*** DATASET CONTENT ***

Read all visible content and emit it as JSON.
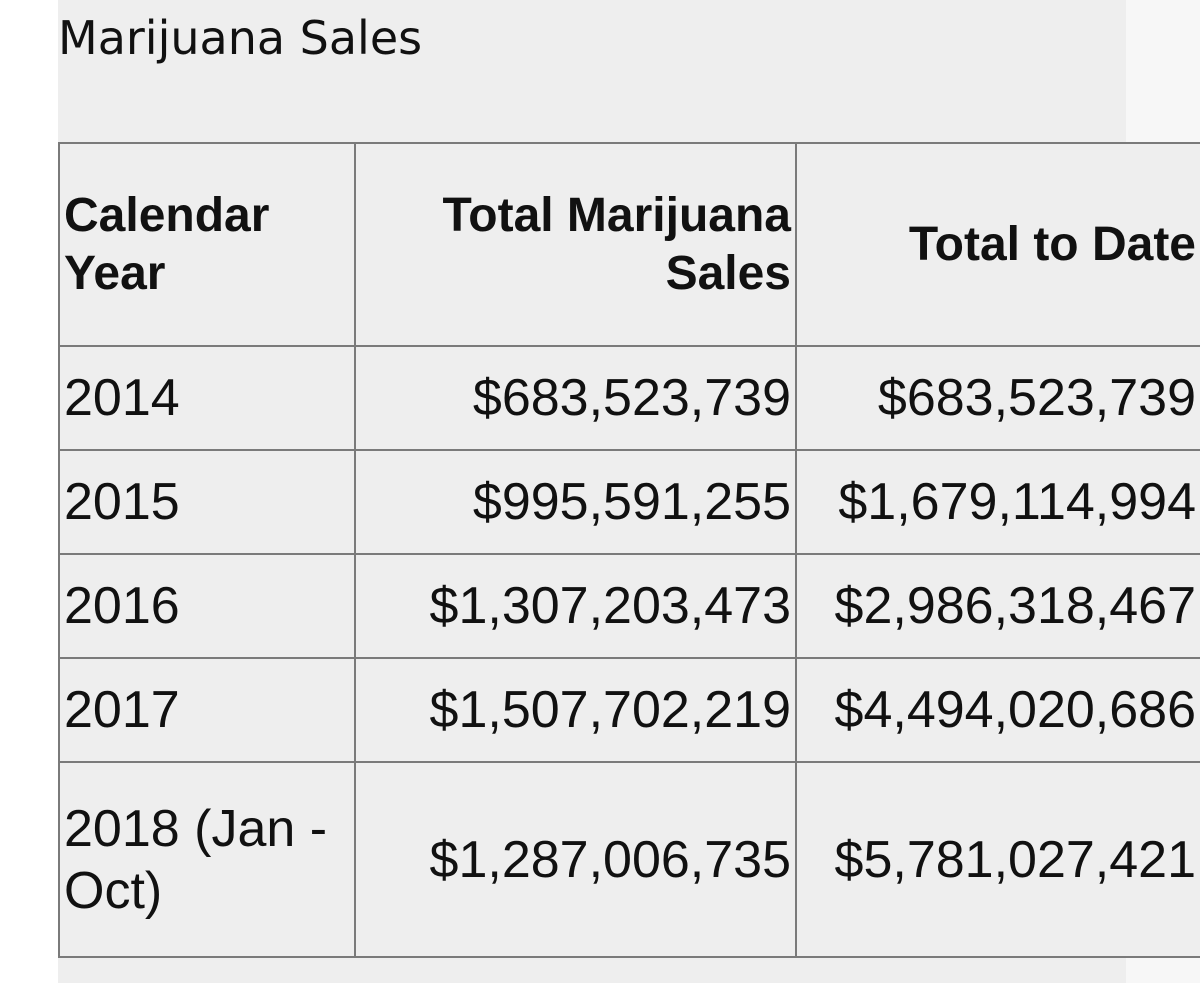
{
  "page": {
    "title": "Marijuana Sales"
  },
  "table": {
    "headers": {
      "year_line1": "Calendar",
      "year_line2": "Year",
      "sales_line1": "Total Marijuana",
      "sales_line2": "Sales",
      "total": "Total to Date"
    },
    "rows": [
      {
        "year": "2014",
        "sales": "$683,523,739",
        "total": "$683,523,739"
      },
      {
        "year": "2015",
        "sales": "$995,591,255",
        "total": "$1,679,114,994"
      },
      {
        "year": "2016",
        "sales": "$1,307,203,473",
        "total": "$2,986,318,467"
      },
      {
        "year": "2017",
        "sales": "$1,507,702,219",
        "total": "$4,494,020,686"
      },
      {
        "year_line1": "2018 (Jan -",
        "year_line2": "Oct)",
        "sales": "$1,287,006,735",
        "total": "$5,781,027,421"
      }
    ]
  }
}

***

→ **TASK INSTRUCTIONS**:
Without the pictures, transcribe the listing above exactly.

→ **THE COMPLETED TASK**:
Read all visible content and emit it as JSON.
{
  "page": {
    "title": "Marijuana Sales"
  },
  "table": {
    "headers": {
      "year_line1": "Calendar",
      "year_line2": "Year",
      "sales_line1": "Total Marijuana",
      "sales_line2": "Sales",
      "total": "Total to Date"
    },
    "rows": [
      {
        "year": "2014",
        "sales": "$683,523,739",
        "total": "$683,523,739"
      },
      {
        "year": "2015",
        "sales": "$995,591,255",
        "total": "$1,679,114,994"
      },
      {
        "year": "2016",
        "sales": "$1,307,203,473",
        "total": "$2,986,318,467"
      },
      {
        "year": "2017",
        "sales": "$1,507,702,219",
        "total": "$4,494,020,686"
      },
      {
        "year_line1": "2018 (Jan -",
        "year_line2": "Oct)",
        "sales": "$1,287,006,735",
        "total": "$5,781,027,421"
      }
    ]
  }
}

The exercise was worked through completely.